(Data entries)
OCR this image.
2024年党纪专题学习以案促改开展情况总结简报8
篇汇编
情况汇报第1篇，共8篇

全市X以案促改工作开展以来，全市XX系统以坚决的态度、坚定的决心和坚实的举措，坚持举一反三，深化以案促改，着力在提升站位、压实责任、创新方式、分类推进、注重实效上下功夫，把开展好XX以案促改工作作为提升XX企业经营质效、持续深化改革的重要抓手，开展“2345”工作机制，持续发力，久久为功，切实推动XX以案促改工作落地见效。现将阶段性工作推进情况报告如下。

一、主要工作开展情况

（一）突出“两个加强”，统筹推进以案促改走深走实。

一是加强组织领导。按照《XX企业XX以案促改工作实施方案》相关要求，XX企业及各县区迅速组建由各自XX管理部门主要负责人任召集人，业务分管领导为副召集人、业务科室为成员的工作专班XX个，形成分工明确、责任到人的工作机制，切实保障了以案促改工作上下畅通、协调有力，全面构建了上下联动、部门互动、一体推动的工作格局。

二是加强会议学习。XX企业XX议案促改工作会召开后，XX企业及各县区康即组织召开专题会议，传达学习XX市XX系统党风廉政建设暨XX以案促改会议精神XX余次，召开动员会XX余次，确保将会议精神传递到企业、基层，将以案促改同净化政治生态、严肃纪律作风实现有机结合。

Required task: Make an exact copy of the records.

Finished task:
OCR this image.
2024年党纪专题学习以案促改开展情况总结简报8
篇汇编
情况汇报第1篇，共8篇

全市X以案促改工作开展以来，全市XX系统以坚决的态度、坚定的决心和坚实的举措，坚持举一反三，深化以案促改，着力在提升站位、压实责任、创新方式、分类推进、注重实效上下功夫，把开展好XX以案促改工作作为提升XX企业经营质效、持续深化改革的重要抓手，开展“2345”工作机制，持续发力，久久为功，切实推动XX以案促改工作落地见效。现将阶段性工作推进情况报告如下。

一、主要工作开展情况

（一）突出“两个加强”，统筹推进以案促改走深走实。

一是加强组织领导。按照《XX企业XX以案促改工作实施方案》相关要求，XX企业及各县区迅速组建由各自XX管理部门主要负责人任召集人，业务分管领导为副召集人、业务科室为成员的工作专班XX个，形成分工明确、责任到人的工作机制，切实保障了以案促改工作上下畅通、协调有力，全面构建了上下联动、部门互动、一体推动的工作格局。

二是加强会议学习。XX企业XX议案促改工作会召开后，XX企业及各县区康即组织召开专题会议，传达学习XX市XX系统党风廉政建设暨XX以案促改会议精神XX余次，召开动员会XX余次，确保将会议精神传递到企业、基层，将以案促改同净化政治生态、严肃纪律作风实现有机结合。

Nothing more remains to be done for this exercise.